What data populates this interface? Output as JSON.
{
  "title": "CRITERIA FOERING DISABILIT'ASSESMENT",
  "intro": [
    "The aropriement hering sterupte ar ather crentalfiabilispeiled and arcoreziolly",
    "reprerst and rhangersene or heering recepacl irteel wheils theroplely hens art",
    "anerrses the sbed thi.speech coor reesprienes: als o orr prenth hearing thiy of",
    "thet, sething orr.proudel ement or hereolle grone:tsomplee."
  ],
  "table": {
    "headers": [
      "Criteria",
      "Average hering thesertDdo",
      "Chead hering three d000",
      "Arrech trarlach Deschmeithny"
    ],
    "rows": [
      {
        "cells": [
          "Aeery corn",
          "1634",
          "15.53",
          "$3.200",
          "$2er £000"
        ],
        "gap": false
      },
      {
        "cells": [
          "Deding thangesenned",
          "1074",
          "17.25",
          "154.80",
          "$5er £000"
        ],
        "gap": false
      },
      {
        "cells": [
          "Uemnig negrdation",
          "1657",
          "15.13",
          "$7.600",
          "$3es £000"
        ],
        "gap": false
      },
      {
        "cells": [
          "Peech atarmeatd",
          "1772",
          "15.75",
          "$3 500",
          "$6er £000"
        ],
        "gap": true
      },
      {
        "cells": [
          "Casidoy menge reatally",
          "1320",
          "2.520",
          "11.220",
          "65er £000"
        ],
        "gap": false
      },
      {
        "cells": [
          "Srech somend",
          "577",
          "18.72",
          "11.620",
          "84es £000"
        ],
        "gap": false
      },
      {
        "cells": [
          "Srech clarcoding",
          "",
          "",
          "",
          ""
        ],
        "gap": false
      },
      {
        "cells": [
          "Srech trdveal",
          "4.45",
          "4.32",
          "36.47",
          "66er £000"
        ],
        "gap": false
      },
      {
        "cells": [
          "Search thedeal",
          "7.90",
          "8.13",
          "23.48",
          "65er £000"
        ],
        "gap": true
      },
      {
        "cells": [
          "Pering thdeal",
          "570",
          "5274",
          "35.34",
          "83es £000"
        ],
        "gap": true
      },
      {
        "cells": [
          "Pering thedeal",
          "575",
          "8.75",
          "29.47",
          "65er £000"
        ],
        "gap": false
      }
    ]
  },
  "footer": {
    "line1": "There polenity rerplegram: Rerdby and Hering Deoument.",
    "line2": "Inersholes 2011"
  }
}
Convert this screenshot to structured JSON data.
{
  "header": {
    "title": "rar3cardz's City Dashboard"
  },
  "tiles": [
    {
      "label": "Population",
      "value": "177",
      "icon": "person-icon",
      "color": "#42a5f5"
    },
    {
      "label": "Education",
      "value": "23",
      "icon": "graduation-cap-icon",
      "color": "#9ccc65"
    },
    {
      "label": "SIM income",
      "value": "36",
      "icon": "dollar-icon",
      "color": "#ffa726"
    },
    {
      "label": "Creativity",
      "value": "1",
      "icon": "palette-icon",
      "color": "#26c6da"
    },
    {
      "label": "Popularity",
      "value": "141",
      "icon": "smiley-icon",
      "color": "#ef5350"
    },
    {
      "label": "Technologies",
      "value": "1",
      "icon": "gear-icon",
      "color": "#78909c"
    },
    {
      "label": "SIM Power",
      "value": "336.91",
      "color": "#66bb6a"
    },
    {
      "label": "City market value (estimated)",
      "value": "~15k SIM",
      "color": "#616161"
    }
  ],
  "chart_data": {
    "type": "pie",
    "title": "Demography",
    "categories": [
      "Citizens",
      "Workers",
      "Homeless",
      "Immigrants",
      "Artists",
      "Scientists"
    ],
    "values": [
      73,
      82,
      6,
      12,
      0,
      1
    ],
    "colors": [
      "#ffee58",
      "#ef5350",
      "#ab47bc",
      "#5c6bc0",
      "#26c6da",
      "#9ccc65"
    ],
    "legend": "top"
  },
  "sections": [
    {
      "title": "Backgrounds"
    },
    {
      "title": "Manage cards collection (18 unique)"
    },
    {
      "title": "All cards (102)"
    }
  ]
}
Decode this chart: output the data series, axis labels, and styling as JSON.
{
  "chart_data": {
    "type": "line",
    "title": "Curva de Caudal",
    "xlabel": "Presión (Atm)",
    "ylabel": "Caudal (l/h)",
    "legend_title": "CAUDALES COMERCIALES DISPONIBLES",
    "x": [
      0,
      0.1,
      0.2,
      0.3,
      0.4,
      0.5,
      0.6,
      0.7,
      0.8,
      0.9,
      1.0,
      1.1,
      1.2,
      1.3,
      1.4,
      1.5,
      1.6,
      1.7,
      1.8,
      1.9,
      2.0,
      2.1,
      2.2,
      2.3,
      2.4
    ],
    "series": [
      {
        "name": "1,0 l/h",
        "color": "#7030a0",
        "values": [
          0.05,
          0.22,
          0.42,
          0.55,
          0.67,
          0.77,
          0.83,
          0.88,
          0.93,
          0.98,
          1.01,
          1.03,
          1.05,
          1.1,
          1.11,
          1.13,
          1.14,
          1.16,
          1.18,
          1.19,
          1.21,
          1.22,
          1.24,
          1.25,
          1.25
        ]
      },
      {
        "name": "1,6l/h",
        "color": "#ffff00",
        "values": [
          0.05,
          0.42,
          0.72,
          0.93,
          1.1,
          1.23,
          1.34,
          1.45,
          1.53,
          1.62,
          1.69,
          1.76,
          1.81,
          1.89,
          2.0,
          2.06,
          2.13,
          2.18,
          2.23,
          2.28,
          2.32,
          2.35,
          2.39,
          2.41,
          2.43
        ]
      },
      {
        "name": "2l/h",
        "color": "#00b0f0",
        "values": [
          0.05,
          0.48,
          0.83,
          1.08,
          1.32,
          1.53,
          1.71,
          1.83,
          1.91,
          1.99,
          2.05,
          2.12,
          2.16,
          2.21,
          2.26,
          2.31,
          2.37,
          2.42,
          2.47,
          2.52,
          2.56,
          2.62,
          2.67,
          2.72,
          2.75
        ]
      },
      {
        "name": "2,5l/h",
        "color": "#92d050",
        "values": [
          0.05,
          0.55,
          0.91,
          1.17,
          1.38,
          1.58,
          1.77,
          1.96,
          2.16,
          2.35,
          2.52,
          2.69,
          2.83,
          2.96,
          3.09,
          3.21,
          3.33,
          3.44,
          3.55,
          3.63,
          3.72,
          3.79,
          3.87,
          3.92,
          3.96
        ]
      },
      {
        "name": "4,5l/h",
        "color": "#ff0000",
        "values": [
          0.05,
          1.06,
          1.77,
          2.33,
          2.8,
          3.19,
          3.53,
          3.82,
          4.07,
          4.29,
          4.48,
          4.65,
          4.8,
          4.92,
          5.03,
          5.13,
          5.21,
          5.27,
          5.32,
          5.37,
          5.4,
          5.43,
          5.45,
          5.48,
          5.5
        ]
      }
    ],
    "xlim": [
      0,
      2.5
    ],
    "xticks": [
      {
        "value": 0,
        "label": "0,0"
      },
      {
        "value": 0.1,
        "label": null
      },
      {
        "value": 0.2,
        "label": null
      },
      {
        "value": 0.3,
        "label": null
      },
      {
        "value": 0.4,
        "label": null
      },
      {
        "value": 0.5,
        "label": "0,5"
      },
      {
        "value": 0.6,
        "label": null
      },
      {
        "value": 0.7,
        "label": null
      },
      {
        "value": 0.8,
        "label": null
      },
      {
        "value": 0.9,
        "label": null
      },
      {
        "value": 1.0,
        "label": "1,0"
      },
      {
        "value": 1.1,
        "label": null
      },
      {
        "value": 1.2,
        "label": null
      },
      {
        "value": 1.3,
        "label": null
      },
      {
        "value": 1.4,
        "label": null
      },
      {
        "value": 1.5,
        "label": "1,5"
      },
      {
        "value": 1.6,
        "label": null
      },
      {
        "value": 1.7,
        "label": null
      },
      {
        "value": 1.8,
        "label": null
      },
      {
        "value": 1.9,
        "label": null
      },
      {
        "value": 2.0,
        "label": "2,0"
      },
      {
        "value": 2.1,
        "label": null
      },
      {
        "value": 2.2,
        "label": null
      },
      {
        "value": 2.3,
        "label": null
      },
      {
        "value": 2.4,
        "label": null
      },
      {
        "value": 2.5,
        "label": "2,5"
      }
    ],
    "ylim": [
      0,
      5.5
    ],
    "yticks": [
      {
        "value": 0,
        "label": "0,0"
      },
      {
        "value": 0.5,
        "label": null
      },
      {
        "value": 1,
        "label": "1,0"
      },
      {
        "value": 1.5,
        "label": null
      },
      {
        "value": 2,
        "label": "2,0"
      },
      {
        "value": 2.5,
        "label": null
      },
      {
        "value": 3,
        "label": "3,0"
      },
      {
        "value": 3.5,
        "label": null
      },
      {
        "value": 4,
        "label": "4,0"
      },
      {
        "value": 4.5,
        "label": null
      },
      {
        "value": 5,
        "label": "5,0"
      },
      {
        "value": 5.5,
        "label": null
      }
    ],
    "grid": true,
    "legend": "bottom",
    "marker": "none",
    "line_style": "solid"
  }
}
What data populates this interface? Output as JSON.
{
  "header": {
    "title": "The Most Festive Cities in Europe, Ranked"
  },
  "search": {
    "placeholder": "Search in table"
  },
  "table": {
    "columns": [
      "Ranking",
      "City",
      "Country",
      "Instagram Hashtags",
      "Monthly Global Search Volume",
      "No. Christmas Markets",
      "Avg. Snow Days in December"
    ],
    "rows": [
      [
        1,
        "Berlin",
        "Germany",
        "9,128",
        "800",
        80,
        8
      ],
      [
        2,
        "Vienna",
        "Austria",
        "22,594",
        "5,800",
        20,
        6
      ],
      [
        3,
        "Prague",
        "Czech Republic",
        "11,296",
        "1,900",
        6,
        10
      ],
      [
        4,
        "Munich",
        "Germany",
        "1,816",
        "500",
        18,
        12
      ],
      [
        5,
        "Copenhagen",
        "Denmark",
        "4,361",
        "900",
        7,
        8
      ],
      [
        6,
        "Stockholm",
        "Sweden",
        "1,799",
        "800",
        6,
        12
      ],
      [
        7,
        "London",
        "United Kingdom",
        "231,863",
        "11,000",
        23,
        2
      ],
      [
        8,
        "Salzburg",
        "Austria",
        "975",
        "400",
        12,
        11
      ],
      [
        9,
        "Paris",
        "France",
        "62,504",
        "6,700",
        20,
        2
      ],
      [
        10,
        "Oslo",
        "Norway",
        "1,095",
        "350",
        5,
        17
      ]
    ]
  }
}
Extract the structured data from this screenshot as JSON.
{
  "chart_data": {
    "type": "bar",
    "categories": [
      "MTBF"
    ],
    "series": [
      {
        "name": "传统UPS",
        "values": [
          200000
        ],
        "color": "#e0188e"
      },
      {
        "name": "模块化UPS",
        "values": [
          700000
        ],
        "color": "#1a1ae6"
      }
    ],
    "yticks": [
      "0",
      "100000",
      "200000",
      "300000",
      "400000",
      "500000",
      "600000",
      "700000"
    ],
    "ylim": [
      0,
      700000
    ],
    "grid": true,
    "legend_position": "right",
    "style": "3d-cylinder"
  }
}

===

- **WHAT THE EXERCISE ASKS**: Work out how many lines above contain the word "cards". Give only the number.

- **FINISHED TASK**: 2